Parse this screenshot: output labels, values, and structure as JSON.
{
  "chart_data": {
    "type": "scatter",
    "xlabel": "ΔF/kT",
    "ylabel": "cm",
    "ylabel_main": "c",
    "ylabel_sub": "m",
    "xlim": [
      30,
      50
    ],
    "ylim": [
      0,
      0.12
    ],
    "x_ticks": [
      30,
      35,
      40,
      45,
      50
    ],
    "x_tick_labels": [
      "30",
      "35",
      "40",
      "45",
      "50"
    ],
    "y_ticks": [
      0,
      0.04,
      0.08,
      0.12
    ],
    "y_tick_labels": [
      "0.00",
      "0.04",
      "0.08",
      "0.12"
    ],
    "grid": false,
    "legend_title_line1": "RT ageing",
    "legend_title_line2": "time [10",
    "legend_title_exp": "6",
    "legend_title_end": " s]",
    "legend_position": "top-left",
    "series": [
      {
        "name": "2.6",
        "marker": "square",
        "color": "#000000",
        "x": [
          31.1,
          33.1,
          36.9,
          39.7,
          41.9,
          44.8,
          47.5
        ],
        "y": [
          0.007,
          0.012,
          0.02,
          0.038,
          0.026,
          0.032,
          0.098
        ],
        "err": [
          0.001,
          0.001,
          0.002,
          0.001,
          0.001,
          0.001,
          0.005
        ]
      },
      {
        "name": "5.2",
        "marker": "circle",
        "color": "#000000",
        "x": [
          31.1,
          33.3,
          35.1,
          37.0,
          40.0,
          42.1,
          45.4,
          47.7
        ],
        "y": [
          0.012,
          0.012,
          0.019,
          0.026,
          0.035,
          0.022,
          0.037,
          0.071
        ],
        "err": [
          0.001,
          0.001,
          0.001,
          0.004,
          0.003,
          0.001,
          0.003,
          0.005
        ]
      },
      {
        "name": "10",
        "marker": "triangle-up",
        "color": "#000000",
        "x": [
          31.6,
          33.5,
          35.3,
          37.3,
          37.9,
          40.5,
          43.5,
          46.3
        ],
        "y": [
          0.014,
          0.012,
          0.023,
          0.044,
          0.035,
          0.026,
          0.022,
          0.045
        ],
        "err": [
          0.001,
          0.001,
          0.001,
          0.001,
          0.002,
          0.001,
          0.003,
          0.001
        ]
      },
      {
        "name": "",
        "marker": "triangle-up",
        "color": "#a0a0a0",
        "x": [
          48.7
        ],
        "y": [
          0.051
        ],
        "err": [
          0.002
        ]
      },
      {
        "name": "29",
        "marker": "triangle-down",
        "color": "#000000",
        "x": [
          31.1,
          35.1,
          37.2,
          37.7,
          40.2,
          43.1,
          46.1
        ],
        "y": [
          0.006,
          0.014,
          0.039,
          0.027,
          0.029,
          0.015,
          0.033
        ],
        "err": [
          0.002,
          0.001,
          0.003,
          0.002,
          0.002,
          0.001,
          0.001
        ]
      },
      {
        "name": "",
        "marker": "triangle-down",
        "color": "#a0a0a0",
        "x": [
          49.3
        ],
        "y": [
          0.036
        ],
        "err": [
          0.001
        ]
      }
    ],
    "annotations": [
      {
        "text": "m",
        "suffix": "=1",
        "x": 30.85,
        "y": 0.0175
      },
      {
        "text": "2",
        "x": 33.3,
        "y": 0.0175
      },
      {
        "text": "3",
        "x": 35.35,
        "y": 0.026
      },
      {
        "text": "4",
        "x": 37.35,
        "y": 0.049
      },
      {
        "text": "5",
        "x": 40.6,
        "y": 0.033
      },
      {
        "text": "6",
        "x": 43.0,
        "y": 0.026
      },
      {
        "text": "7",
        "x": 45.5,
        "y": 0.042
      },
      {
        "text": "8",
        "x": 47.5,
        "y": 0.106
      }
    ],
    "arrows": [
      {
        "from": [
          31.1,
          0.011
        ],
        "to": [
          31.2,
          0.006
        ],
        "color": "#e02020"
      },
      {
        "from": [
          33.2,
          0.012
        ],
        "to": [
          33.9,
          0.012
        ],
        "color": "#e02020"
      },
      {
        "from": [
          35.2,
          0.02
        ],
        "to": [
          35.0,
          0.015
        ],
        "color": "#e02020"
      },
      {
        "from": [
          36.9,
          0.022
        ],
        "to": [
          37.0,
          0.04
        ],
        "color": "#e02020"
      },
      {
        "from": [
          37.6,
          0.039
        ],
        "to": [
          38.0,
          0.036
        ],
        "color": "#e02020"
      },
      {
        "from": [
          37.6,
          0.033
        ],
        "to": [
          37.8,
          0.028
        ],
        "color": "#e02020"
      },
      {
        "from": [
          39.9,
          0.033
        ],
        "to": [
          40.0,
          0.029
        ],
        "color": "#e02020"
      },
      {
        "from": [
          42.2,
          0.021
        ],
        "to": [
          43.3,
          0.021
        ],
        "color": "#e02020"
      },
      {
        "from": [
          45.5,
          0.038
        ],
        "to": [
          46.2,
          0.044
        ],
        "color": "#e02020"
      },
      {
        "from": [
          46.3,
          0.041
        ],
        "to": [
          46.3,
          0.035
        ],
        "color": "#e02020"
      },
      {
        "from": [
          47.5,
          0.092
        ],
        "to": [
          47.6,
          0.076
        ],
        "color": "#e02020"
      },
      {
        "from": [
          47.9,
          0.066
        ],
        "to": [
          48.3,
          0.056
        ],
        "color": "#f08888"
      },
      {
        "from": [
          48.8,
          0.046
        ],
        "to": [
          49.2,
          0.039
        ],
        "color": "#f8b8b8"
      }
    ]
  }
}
• • •
Written problem —
Say how many lines in the listing above include "text". Give nothing but the number.

Reply to the task —
8